TAREFAS A REALIZAR:
**1)** Repita, conforme consta do texto sobre D. Carlos I e a oceanografia, o trecho que vai de "Além do interesse" até "Lisboa, em 1899.".
**2)** Segundo o texto sobre D. Carlos I e a oceanografia, em que data nasceu a Oceanografia portuguesa?
**3)** Prossiga o texto sobre D. Carlos I e a oceanografia a partir do ponto em que este termina.

TEXTO FORNECIDO:
D. CARLOS I E A OCEANOGRAFIA, texto com referência aos Açores e à sua riqueza naval desconhecida da maior parte da população açoriana
por Maria Manuela da Câmara Falcão
No século XIX, além de Portugal e do Mónaco, os países industrializados, como a França, a Inglaterra e os Estados Unidos da América, começaram a interessar-se pelo estudo da Oceanografia, apoiando-se no progresso da tecnologia. É de recordar que muito contribuíram, entre outros, o aparecimento do navio a vapor, cabos de aço, sondas para recolha de amostras, termómetros de inversão para medir a temperatura da água a diversas profundidades.
Com o desenvolvimento da tecnologia, o lançamento dos cabos submarinos para estabelecer as ligações telegráficas intercontinentais e a constatação da escassez de reservas de peixe, desabrochou a motivação pelas grandes expedições oceanográficas.
Em 1 de Setembro de 1896, nasceu a Oceanografia portuguesa, quando D. Carlos iniciou, a bordo do seu primeiro iate “Amélia”, uma série de campanhas ao longo da costa atlântica de Portugal que se prolongariam até 1906.
Além do interesse científico, D.Carlos preocupou-se também em estudar os recursos marinhos vivos da costa portuguesa, tendo por objectivo maximizar o rendimento da indústria e do comércio da pesca. Esta era uma das mais significativas actividades económicas do país que, atravessando uma crise política e financeira graves, herdara para governar. Em 1898, dedicou-se, em especial, à investigação sobre pescas marítimas, tendo inclusivamente publicado o seu estudo sobre “A Pesca do Atum no Algarve”, editado pela Imprensa Nacional, Lisboa, em 1899.
A vocação precoce de D.Carlos pela Oceanografia foi incentivada por personalidades de renome internacional, entre as quais, o príncipe Alberto do Mónaco, que adiante se falará mais detalhadamente, Júlio Verne e a equipa notável de cientistas franceses do navio oceanográfico “Travailleur”.
Aos 19 anos, D. Carlos tinha lido todos os trabalhos de investigação oceanográfica dessa famosa equipa francesa, constituída pelo marquês de Folin, Léon Vaillant, Edmond Perrier, Alphonse Milne Edwards, Antoine Marion e Paul Fischer, e tivera a oportunidade de a conhecer pessoalmente numa recepção no paço real da Ajuda, aquando da terceira campanha do “Travailleur” nas águas costeiras portuguesas, no Verão de 1882.

DADOS REGISTADOS:
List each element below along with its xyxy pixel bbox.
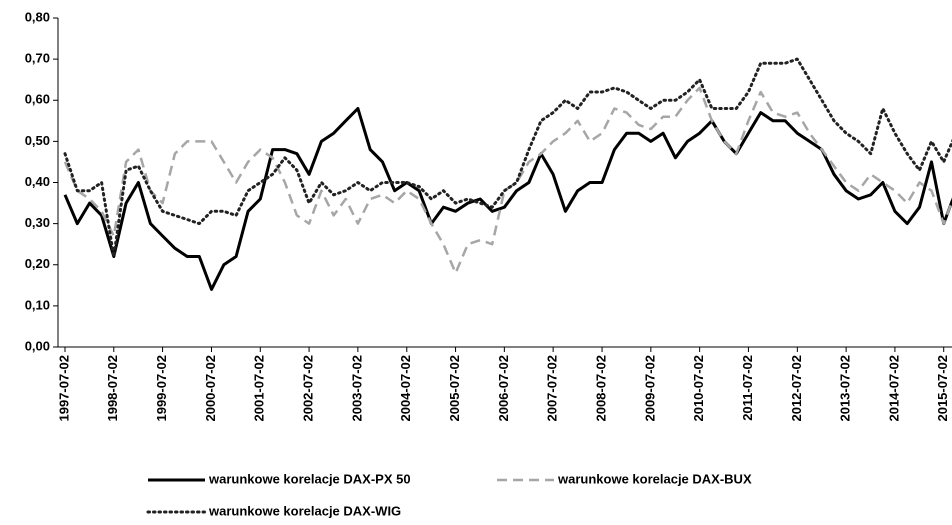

RESPOSTAS:
**1)**
Além do interesse científico, D.Carlos preocupou-se também em estudar os recursos marinhos vivos da costa portuguesa, tendo por objectivo maximizar o rendimento da indústria e do comércio da pesca. Esta era uma das mais significativas actividades económicas do país que, atravessando uma crise política e financeira graves, herdara para governar. Em 1898, dedicou-se, em especial, à investigação sobre pescas marítimas, tendo inclusivamente publicado o seu estudo sobre “A Pesca do Atum no Algarve”, editado pela Imprensa Nacional, Lisboa, em 1899.

**2)** Em 1 de Setembro de 1896.

**3)**
Conta-se que sendo ainda um jovem adolescente conhecera também o escritor francês, Júlio Verne, quando este, já rico e famoso, realizou, em 1876, uma série de viagens pelo Mundo, a bordo do seu iate que fez escala em Lisboa.
Durante essa escala na capital, proporcionou-se uma recepção a Júlio Verne, no paço real da Ajuda. Assim, D. Carlos teve a oportunidade de ouvir deleitado e trocar impressões com Júlio Verne, o autor de uma das suas obras preferidas, “As Vinte Mil Léguas Submarinas”. Essa obra marcou-o profundamente, de tal forma que veio a dar o nome de “Nautilus” à sua primeira embarcação à vela que recebera como presente do rei D. Luís I, seu pai, e despontou nele a motivação pelo estudo dos abismos oceânicos da costa portuguesa, como veio a efectuar posteriormente ao largo de Setúbal. É de recordar, neste contexto, o facto pouco divulgado sobre a estadia de Júlio Verne na casa de uma ilustre família portuguesa, no Dafundo. Aí, escreveu precisamente “As Vinte Mil Léguas Submarinas”, em 1870, tendo por horizonte a foz do Tejo. A sua anfitriã perguntou-lhe um dia, após ter lido a obra já concluída, porque razão não fizera nenhuma alusão à casa, onde se inspirara para escrever. Júlio Verne respondeu-lhe que lesse com mais atenção na medida em que a mesa de camilha da sua sala de estar, onde costumava escrever, não fora esquecida, sendo referida na obra como peça de mobiliário do submarino “Nautilus”.
D. Carlos, além dessa pequena embarcação à vela, berço dos seus sonhos de jovem navegador, o referido “Nautilus”, teve, mais tarde, sucessivamente quatro iates. Os três primeiros eram à vela e todos moviam-se por máquinas a vapor, tendo sido devidamente adaptados para as campanhas oceanográficas. Chamaram-se “Amélia” em homenagem à rainha, sua consorte.
O “Amélia I” era pequeno e pouco estável; media 34 metros e deslocava 147 toneladas à velocidade de 9 a 10 nós. O “Amélia II” fez as campanhas de 1897 a 1898; era um pouco maior, media 45 metros e deslocava 301 toneladas à velocidade de 10 a 11 nós. O “Amélia III” era grande e estável, tendo permitido as campanhas oceanográficas mais prolongadas, as de 1899 a 1901. Dispunha inclusivamente de um laboratório a bordo. Media 55 metros e deslocava 650 toneladas à velocidade de 12 a 14 nós. O último, o “Amélia IV”, sem velas mas o maior, mais luxuoso e rápido de todos, realizou não só as visitas régias, como aos Açores e à Madeira, como também as campanhas de 1901 a 1907. Media 70 metros, deslocava 1370 toneladas à velocidade de 15 nós. Na sua categoria estava muito próximo do famoso “Princesse Alice II” do príncipe Alberto de Mónaco, medindo esse iate 73 metros, deslocando 1394 toneladas e tendo efectuado as campanhas oceanográficas de 1898 a 1910.
Sempre que partia para as campanhas oceanográficas, D.Carlos sentia-se imensamente feliz ao leme desses iates “Amélia”, sulcando as águas indómitas do Atlântico para desvendar, com a persistência própria de um cientista, os segredos profundos do oceano. Então, era o rei digno da gesta audaciosa de um povo de navegadores, granjeando também para Portugal o pioneirismo da Oceanografia.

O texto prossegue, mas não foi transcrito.